━━━ TEXTO DE LA PÁGINA
Mario Rubén Álvarez
“Cada cuatro meses, yo cobro 500 mil guaraníes. Si se modifica la ley, con suerte voy a recibir 50 guaraníes, lo cual significa que ivaihágui ivaivéta hína”, decía a una radio un compositor de ya avanzada edad. Su vida de gris pasará a negro, sin transición.
En virtud de un proyecto de ley que se estudia en el Congreso, los derechos autorales han entrado en el circuito del debate. Pero, ¿a qué derechos nos estamos refiriendo? Son aquellos por los que poetas y compositores –autores de música– pueden acceder al cobro de una suma por el uso público de sus obras.
Hasta el momento, Autores Paraguayos Asociados (APA) percibe el 10 por ciento sobre lo recaudado en actividades artístico-musicales donde se cobran entradas. La Cámara de Senadores –con una sospechosa rapidez– disminuyó ese porcentaje al 1 por ciento. En otras palabras: decretó la defunción de la entidad autoral y, por lo tanto, de sus socios.
Algunos sostienen que un creador no debería mercantilizar el fruto de su inspiración. Que, como nació libre e impoluto, sin contaminarse con el olor del dinero, sus versos y/o sus canciones tendrían que recorrer el vasto universo para encantar a quienes los escuchan.
━━━━━━
━━━ EXTRACTOS DE REGISTROS
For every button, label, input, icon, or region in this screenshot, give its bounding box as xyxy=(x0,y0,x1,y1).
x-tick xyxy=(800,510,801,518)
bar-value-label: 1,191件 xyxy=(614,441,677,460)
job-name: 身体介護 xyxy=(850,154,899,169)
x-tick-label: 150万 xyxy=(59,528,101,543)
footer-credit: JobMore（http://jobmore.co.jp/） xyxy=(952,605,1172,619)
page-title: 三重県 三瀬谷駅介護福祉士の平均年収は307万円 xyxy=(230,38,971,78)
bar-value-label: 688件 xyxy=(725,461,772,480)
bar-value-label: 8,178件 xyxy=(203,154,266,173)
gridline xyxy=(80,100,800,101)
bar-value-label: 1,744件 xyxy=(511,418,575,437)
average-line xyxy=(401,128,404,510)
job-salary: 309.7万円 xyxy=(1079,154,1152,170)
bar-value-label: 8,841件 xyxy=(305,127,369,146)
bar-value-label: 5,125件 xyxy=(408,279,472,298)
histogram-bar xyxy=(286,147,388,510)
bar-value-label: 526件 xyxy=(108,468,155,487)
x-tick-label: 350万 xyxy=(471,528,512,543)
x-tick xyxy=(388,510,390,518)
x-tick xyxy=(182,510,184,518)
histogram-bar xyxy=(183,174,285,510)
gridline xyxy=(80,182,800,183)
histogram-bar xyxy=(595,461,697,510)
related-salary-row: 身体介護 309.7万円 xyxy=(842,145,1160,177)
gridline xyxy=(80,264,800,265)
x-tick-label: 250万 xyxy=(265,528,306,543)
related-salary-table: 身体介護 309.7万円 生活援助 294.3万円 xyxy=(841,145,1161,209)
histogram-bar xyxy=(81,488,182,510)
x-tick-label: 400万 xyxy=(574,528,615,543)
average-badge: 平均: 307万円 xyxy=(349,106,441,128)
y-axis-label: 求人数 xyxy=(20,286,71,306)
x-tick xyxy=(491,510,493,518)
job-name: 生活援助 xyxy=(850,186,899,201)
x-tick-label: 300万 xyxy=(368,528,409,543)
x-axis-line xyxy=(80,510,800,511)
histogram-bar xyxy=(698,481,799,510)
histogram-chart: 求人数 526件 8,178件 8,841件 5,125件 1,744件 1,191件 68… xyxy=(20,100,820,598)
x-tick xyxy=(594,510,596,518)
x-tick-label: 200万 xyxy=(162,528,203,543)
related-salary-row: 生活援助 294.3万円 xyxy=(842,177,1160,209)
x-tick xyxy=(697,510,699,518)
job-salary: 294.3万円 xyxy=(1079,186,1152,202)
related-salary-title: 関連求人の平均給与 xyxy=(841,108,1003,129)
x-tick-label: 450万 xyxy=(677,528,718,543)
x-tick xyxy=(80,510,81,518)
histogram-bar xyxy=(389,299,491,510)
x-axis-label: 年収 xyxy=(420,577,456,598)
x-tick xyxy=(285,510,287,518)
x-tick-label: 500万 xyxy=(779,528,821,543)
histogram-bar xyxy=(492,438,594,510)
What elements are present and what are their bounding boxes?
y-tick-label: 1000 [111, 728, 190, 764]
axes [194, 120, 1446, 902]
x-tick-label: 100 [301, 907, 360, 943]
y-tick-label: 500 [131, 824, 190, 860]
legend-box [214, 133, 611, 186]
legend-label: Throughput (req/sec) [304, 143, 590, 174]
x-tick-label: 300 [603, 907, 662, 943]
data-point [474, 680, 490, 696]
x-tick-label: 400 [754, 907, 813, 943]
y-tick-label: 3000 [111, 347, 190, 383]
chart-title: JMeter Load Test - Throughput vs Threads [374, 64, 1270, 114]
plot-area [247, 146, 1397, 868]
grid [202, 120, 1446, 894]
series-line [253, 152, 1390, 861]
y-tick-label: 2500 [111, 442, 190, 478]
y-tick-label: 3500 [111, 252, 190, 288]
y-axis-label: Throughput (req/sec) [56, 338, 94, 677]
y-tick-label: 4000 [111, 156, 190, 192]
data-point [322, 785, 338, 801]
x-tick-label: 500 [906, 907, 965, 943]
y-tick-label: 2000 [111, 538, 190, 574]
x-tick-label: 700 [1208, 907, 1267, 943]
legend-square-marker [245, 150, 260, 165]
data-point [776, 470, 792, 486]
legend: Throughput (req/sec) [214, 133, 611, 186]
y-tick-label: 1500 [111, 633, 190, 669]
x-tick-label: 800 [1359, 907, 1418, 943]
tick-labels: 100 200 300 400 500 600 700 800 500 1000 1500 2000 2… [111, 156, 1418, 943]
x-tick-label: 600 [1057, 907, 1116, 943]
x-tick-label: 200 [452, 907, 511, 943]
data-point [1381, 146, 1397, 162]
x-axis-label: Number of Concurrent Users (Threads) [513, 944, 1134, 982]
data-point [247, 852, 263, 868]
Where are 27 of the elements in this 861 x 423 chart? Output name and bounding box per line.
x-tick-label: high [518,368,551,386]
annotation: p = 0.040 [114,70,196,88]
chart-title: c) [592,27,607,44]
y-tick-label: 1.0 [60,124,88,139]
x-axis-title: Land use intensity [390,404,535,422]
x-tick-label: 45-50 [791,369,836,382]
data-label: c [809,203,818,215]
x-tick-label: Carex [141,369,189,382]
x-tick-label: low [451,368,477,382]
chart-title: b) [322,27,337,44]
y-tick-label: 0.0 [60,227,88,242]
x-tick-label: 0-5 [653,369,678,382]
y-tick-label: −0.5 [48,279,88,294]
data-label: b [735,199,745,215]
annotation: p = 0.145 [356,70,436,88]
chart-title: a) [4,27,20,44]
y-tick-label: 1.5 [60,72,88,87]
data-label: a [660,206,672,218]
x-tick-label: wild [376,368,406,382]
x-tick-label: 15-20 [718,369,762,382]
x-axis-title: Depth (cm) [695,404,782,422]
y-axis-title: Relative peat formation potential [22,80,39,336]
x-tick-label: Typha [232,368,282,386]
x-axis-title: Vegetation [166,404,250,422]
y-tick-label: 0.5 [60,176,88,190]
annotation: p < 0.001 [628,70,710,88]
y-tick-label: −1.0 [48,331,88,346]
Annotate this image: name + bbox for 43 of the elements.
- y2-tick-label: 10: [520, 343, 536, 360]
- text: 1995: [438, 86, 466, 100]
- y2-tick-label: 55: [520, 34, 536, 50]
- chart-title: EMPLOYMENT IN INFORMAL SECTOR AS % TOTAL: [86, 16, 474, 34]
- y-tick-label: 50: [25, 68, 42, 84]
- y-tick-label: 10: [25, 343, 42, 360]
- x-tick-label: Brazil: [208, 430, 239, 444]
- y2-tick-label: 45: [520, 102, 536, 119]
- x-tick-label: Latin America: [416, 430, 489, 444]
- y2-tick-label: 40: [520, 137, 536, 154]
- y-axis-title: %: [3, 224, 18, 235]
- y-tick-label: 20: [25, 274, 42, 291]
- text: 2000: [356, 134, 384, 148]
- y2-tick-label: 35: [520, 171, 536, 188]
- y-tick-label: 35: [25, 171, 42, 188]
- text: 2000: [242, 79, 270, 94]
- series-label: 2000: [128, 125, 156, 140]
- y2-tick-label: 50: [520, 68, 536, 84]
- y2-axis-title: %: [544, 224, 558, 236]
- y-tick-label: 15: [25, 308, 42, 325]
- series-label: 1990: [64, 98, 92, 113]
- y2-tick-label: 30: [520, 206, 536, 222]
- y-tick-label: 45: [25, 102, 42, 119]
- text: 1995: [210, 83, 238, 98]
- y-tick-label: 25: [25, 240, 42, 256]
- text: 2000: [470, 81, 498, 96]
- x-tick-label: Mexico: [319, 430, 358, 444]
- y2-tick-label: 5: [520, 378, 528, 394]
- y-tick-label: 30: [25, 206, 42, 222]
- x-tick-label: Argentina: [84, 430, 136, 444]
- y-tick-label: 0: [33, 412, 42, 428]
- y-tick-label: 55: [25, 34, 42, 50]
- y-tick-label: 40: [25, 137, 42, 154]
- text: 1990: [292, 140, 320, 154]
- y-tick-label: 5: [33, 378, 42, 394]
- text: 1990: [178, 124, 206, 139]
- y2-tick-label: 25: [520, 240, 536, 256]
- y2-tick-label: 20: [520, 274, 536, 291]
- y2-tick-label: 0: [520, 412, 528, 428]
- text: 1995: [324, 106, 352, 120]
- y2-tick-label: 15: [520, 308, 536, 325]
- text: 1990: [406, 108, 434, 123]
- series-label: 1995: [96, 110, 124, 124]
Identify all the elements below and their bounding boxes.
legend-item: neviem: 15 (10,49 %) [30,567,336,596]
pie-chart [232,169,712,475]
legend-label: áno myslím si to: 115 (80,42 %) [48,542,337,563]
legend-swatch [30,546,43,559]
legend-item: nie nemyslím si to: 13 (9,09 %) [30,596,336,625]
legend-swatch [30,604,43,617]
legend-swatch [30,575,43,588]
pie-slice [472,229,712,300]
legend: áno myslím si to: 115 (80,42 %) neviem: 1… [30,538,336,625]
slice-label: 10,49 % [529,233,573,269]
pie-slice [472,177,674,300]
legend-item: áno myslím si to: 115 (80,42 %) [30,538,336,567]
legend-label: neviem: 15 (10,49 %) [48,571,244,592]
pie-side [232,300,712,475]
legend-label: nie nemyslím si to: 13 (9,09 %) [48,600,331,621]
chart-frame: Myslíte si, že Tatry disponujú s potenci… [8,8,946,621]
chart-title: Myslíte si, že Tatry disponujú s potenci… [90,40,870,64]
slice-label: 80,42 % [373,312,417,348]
━━━━━━
CONSIGNA:
Prolonga el texto sobre los derechos autorales en Paraguay a partir de su última oración.

RESPUESTA:
Esa es una versión romántica e interesada. Surge de parte de aquellos que piensan que los artistas son solo espíritu y que, por lo tanto, pueden vivir flotando en el aire, sumergidos en el aura beatífica de la belleza y la armonía. ¡No, señores! El escritor, cualquiera fuese su nivel de instrucción, es un ser humano de piel y huesos, con estómago que alimentar, con hijos a los que tiene que llevar corriendo al hospital y con cobradores en el umbral de sus casas, como cualquier mortal del siglo XXI.
Aunque ya parezcan extraterrestres –porque cada día se valora más lo material y menos los sentimientos–, ellos son imprescindibles para la historia del Paraguay. ¿Qué sería de nuestra patria sin Emiliano R. Fernández, José Asunción Flores, Teodoro Salvador Mongelós, Herminio Giménez, Carlos Federico Abente, Mauricio Cardozo Ocampo, Félix Fernández, Carlos Miguel Jiménez, Rudi Torga y tantos otros? ¿Quiénes hubieran cantado nuestros amores, nuestros dolores y nuestras esperanzas? Los que hoy viven, aun cuando no todos tengan los parejos kilates de aquellos, son sus continuadores.
Se puede cuestionar la honestidad de la administración de los derechos autorales –el único heredero legal de Emiliano, su hijo Laureano Fernández (quien, dicho sea de paso, está muy enfermo), cobra cada 120 días una suma insignificante en relación a la cantidad de ejecuciones del repertorio de su padre–, o que el sistema de recaudación es ineficiente y se presta a la corrupción, pero jamás la legitimidad de un derecho universalmente reconocido para quienes con el fruto de su inteligencia, su intuición y su imaginación expresan a su pueblo.
Ahora queda en manos de la Cámara de Diputados hacer un acto de justicia restituyendo el 10 por ciento cercenado. Es lo que se abona en el mundo civilizado, como promedio, a los poetas y compositores. Los creadores necesitan ser honrados al menos en los papeles para que mañana no nos tropecemos con sus cadáveres en las esquinas.